● Given exercise
Pull out every line in the data that has the string "challenges" in it.

* begin Supplied data *

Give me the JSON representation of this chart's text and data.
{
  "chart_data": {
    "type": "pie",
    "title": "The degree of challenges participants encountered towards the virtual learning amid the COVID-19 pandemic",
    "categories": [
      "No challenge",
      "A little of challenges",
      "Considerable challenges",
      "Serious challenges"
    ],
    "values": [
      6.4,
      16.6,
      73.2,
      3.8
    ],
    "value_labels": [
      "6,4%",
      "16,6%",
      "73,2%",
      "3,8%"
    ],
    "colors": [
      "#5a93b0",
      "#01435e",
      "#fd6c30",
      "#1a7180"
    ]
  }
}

* end Supplied data *

● Result for this task
    "title": "The degree of challenges participants encountered towards the virtual learning amid the COVID-19 pandemic",
      "A little of challenges",
      "Considerable challenges",
      "Serious challenges"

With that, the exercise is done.